Saved entries
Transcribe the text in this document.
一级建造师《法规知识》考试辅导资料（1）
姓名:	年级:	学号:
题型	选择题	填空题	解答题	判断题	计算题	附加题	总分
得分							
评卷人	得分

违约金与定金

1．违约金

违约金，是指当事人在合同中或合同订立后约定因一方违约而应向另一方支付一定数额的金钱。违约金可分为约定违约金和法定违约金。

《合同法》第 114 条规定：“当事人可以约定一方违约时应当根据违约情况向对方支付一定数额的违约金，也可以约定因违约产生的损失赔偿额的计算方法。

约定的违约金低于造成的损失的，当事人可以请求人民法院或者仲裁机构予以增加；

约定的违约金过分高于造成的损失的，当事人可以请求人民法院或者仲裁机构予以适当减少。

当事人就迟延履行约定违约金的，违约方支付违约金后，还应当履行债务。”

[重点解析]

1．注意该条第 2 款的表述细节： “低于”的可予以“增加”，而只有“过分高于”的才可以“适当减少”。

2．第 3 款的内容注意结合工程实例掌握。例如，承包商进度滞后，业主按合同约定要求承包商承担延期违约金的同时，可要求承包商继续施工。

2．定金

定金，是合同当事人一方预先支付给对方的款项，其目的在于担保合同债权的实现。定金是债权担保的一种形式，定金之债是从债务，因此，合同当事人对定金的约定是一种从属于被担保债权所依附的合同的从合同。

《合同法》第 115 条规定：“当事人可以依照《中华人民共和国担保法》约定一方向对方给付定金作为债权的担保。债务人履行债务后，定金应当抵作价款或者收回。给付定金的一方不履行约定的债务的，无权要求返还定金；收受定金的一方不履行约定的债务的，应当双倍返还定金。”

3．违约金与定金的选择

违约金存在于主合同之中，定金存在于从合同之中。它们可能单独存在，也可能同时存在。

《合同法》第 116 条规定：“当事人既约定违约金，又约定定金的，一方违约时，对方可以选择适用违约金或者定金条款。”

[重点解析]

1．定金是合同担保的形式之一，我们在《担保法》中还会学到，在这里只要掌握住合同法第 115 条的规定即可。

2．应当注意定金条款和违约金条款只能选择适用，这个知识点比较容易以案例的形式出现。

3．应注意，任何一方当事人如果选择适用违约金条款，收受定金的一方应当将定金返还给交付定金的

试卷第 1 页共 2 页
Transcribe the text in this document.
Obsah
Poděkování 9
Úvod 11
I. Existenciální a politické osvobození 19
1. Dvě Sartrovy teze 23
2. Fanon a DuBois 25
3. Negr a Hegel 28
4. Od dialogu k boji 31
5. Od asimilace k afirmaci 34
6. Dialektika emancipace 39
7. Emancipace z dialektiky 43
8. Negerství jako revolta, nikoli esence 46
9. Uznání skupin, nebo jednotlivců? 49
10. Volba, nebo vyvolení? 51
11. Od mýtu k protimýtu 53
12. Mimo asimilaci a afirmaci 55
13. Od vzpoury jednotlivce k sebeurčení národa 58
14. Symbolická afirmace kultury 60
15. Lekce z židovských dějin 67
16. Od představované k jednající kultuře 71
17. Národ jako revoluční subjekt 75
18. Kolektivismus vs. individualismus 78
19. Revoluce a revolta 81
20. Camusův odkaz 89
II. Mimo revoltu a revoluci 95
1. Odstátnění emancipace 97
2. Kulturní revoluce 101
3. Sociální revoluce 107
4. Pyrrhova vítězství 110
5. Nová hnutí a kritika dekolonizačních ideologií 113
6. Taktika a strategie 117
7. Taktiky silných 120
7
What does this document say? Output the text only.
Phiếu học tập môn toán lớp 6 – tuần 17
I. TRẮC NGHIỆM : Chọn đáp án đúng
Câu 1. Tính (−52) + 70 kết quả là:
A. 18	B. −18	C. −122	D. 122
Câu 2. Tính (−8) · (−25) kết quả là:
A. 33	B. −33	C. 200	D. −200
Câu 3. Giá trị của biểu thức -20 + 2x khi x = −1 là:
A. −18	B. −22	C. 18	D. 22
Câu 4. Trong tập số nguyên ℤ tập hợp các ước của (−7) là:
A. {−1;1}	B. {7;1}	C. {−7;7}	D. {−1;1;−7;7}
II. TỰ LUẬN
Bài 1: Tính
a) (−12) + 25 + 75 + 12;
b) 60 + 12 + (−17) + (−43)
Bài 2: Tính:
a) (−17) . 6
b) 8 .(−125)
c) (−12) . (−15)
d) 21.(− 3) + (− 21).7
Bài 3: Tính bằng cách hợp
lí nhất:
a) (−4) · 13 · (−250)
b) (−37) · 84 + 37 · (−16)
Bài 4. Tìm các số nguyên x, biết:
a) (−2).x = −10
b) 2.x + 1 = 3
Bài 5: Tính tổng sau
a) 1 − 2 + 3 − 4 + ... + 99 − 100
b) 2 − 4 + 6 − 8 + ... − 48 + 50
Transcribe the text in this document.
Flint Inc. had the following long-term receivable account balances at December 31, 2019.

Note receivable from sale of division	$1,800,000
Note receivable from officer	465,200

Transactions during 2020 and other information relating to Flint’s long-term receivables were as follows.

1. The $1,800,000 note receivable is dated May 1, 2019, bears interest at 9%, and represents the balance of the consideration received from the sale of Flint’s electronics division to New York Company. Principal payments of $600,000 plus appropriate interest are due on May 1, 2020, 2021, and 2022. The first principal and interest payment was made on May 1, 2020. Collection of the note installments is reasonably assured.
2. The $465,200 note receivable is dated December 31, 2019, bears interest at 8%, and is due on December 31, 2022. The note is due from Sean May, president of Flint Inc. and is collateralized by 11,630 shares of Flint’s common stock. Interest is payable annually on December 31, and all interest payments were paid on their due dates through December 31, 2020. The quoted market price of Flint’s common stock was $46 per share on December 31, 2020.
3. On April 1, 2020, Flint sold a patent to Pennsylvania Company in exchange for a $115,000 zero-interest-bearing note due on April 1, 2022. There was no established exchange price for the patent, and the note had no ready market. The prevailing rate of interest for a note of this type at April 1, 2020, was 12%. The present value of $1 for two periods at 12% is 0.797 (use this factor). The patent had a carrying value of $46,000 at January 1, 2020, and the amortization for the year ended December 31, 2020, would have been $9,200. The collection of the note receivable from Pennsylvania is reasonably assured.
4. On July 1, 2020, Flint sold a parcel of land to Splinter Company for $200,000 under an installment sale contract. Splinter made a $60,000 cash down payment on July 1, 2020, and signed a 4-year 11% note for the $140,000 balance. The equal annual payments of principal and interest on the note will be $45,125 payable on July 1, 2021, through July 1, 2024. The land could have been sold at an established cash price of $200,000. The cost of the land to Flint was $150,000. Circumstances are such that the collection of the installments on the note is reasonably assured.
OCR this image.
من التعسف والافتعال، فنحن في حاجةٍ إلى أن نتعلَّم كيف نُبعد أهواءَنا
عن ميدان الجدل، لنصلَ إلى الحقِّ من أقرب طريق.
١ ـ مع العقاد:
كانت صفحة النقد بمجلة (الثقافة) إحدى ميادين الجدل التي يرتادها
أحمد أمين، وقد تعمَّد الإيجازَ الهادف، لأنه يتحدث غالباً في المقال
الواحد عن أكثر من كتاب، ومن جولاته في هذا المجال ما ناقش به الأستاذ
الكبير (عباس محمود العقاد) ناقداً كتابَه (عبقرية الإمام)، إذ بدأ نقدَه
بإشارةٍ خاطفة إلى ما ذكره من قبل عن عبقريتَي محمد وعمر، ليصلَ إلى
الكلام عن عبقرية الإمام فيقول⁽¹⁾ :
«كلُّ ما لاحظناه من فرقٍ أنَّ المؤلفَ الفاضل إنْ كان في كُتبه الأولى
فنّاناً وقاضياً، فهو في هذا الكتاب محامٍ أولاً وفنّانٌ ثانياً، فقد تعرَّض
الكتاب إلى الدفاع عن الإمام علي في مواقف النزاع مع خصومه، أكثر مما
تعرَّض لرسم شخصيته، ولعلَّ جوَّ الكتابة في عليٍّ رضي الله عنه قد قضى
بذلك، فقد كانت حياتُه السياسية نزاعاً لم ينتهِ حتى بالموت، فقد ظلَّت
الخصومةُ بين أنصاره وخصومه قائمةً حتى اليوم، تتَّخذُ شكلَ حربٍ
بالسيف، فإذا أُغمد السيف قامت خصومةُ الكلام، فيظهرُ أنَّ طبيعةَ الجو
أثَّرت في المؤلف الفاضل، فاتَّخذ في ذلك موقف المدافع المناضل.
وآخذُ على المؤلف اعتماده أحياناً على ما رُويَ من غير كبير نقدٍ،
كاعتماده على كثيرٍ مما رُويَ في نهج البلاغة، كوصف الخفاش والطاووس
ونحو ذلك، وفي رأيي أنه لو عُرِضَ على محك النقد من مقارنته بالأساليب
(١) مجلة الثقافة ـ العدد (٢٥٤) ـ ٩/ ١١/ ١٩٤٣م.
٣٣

#### EXERCISE TASK
Copy out every line holding the string "الإمام".

#### COMPLETED EXERCISE
الكبير (عباس محمود العقاد) ناقداً كتابَه (عبقرية الإمام)، إذ بدأ نقدَه
الكلام عن عبقرية الإمام فيقول⁽¹⁾ :
الكتاب إلى الدفاع عن الإمام علي في مواقف النزاع مع خصومه، أكثر مما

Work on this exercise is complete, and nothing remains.